■ **EXERCISE OBJECTIVE**
Write the records out again exactly, leaving no images in.

■ **DATASET**
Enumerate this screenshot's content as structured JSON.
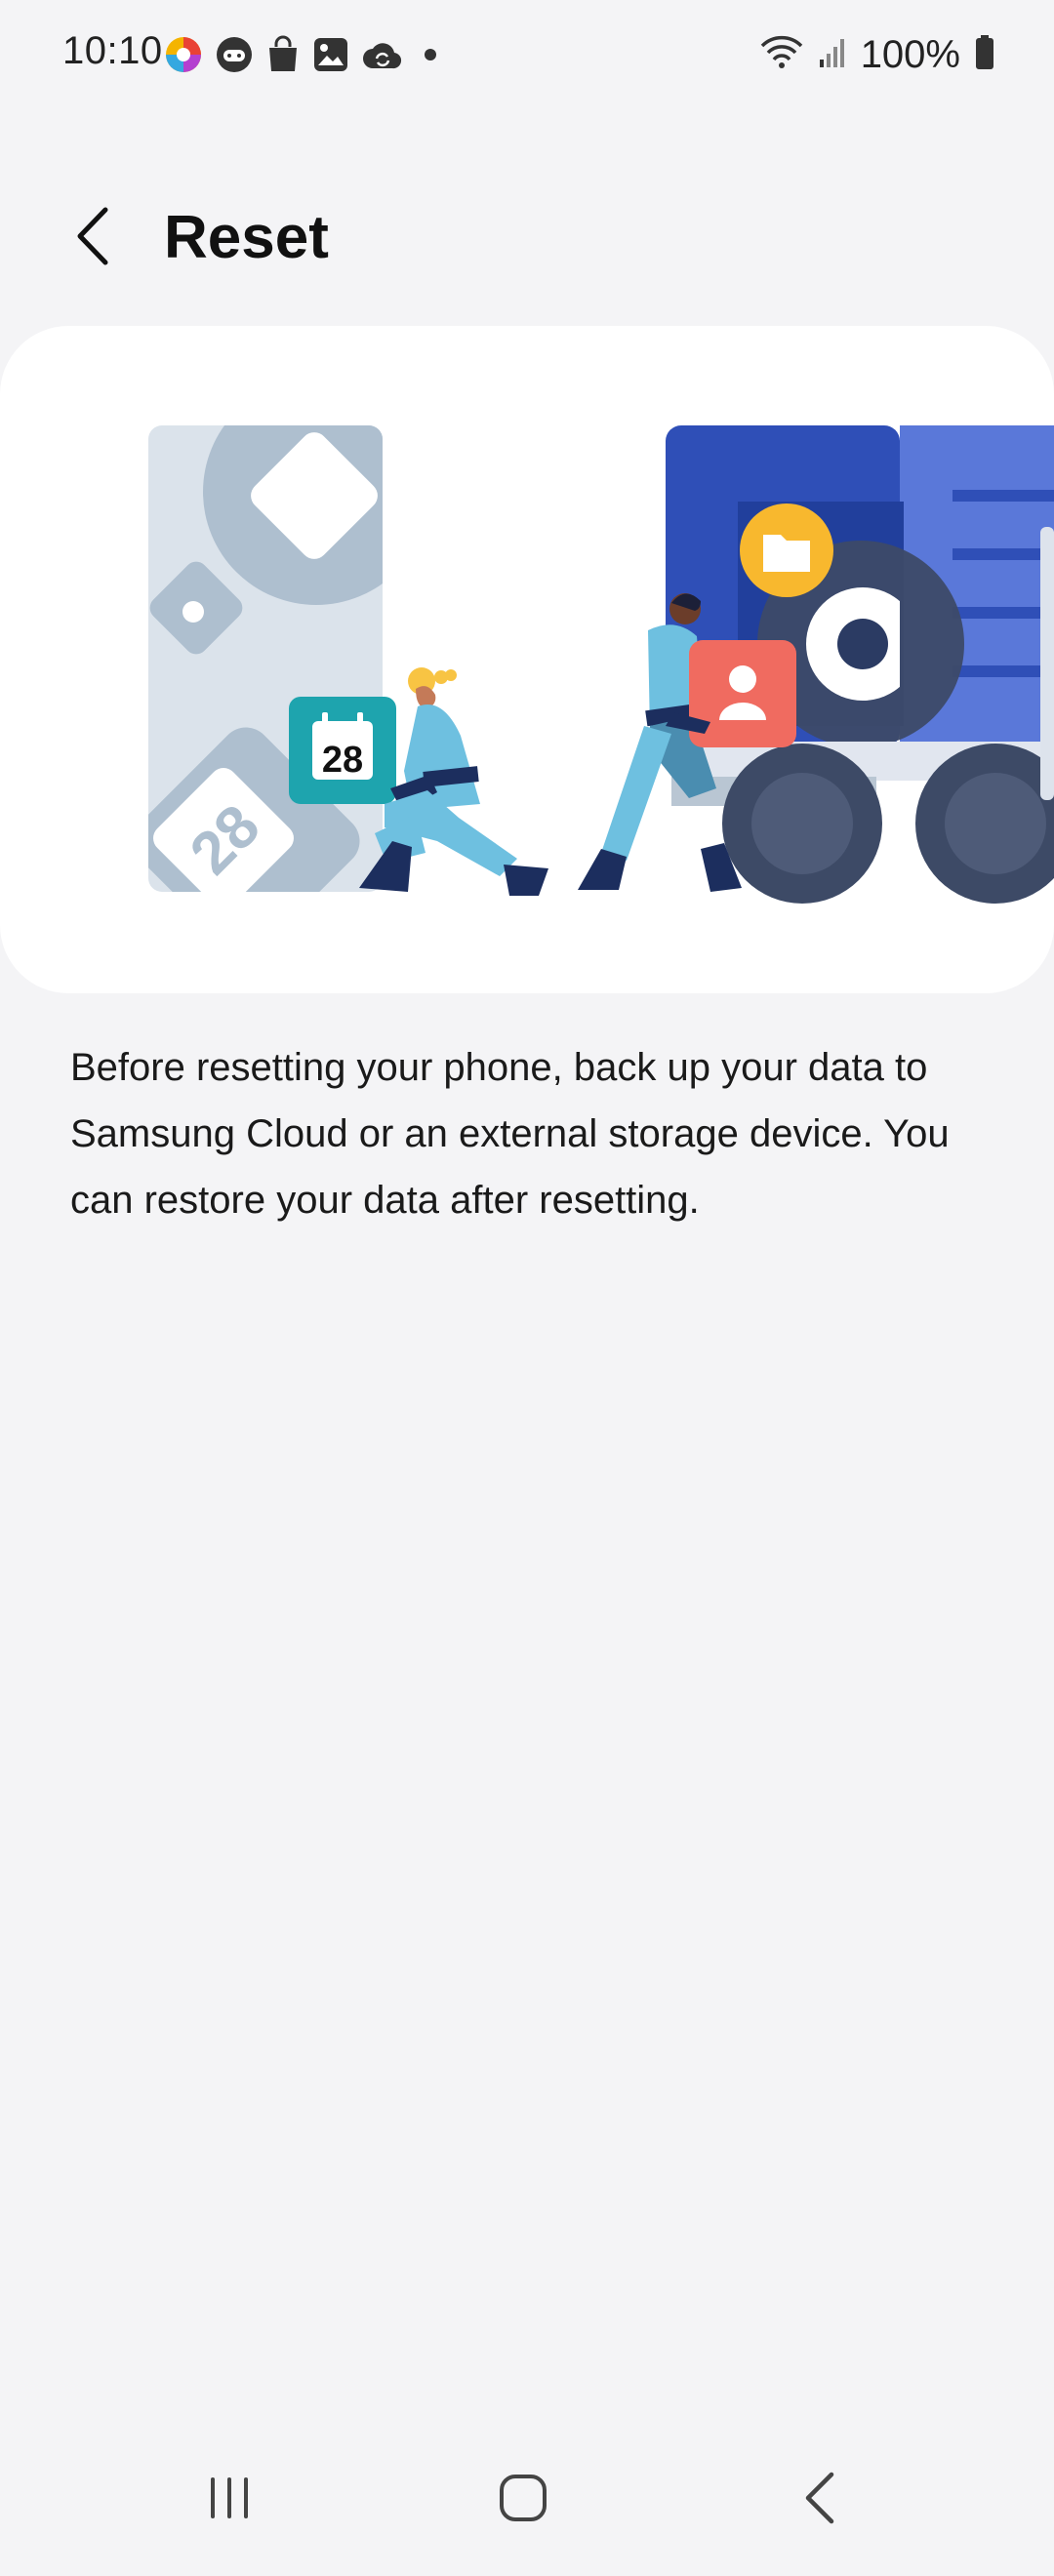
{
  "status_bar": {
    "time": "10:10",
    "battery": "100%",
    "left_icons": [
      "app-colorful-icon",
      "game-icon",
      "shopping-bag-icon",
      "gallery-icon",
      "cloud-sync-icon",
      "dot-icon"
    ],
    "right_icons": [
      "wifi-icon",
      "signal-icon",
      "battery-icon"
    ]
  },
  "header": {
    "title": "Reset",
    "back_icon": "chevron-left-icon"
  },
  "illustration": {
    "calendar_day": "28",
    "calendar_day_large": "28"
  },
  "description": "Before resetting your phone, back up your data to Samsung Cloud or an external storage device. You can restore your data after resetting.",
  "nav_bar": {
    "icons": [
      "recent-apps-icon",
      "home-icon",
      "back-icon"
    ]
  },
  "colors": {
    "background": "#f4f4f6",
    "card": "#ffffff",
    "truck_blue": "#3557c9",
    "teal": "#1ea4ae",
    "coral": "#f06b60",
    "yellow": "#f8b82e"
  }
}
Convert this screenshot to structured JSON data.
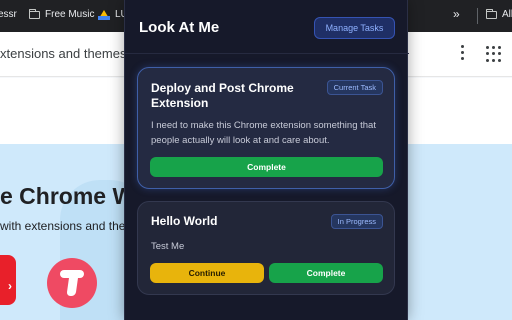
{
  "browser": {
    "bookmarks": [
      {
        "label": "essr",
        "icon": "none"
      },
      {
        "label": "Free Music",
        "icon": "folder-icon"
      },
      {
        "label": "LU",
        "icon": "drive-icon"
      },
      {
        "label": "»",
        "icon": "none"
      },
      {
        "label": "All",
        "icon": "folder-icon"
      }
    ],
    "search_text": "xtensions and themes",
    "hero_title": "e Chrome W",
    "hero_subtitle": "with extensions and ther"
  },
  "popup": {
    "title": "Look At Me",
    "manage_button": "Manage Tasks",
    "tasks": [
      {
        "title": "Deploy and Post Chrome Extension",
        "badge": "Current Task",
        "description": "I need to make this Chrome extension something that people actually will look at and care about.",
        "buttons": [
          "Complete"
        ]
      },
      {
        "title": "Hello World",
        "badge": "In Progress",
        "description": "Test Me",
        "buttons": [
          "Continue",
          "Complete"
        ]
      }
    ]
  },
  "colors": {
    "popup_bg": "#16192a",
    "accent_blue": "#3553b3",
    "complete_green": "#17a34a",
    "continue_yellow": "#e8b40c"
  }
}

■ **SOLUTION FOR THIS TASK**
Enumerate this screenshot's content as structured JSON.
{
  "status_bar": {
    "time": "10:10",
    "battery": "100%",
    "left_icons": [
      "app-colorful-icon",
      "game-icon",
      "shopping-bag-icon",
      "gallery-icon",
      "cloud-sync-icon",
      "dot-icon"
    ],
    "right_icons": [
      "wifi-icon",
      "signal-icon",
      "battery-icon"
    ]
  },
  "header": {
    "title": "Reset",
    "back_icon": "chevron-left-icon"
  },
  "illustration": {
    "calendar_day": "28",
    "calendar_day_large": "28"
  },
  "description": "Before resetting your phone, back up your data to Samsung Cloud or an external storage device. You can restore your data after resetting.",
  "nav_bar": {
    "icons": [
      "recent-apps-icon",
      "home-icon",
      "back-icon"
    ]
  },
  "colors": {
    "background": "#f4f4f6",
    "card": "#ffffff",
    "truck_blue": "#3557c9",
    "teal": "#1ea4ae",
    "coral": "#f06b60",
    "yellow": "#f8b82e"
  }
}
Convert this screenshot to structured JSON data.
{
  "browser": {
    "bookmarks": [
      {
        "label": "essr",
        "icon": "none"
      },
      {
        "label": "Free Music",
        "icon": "folder-icon"
      },
      {
        "label": "LU",
        "icon": "drive-icon"
      },
      {
        "label": "»",
        "icon": "none"
      },
      {
        "label": "All",
        "icon": "folder-icon"
      }
    ],
    "search_text": "xtensions and themes",
    "hero_title": "e Chrome W",
    "hero_subtitle": "with extensions and ther"
  },
  "popup": {
    "title": "Look At Me",
    "manage_button": "Manage Tasks",
    "tasks": [
      {
        "title": "Deploy and Post Chrome Extension",
        "badge": "Current Task",
        "description": "I need to make this Chrome extension something that people actually will look at and care about.",
        "buttons": [
          "Complete"
        ]
      },
      {
        "title": "Hello World",
        "badge": "In Progress",
        "description": "Test Me",
        "buttons": [
          "Continue",
          "Complete"
        ]
      }
    ]
  },
  "colors": {
    "popup_bg": "#16192a",
    "accent_blue": "#3553b3",
    "complete_green": "#17a34a",
    "continue_yellow": "#e8b40c"
  }
}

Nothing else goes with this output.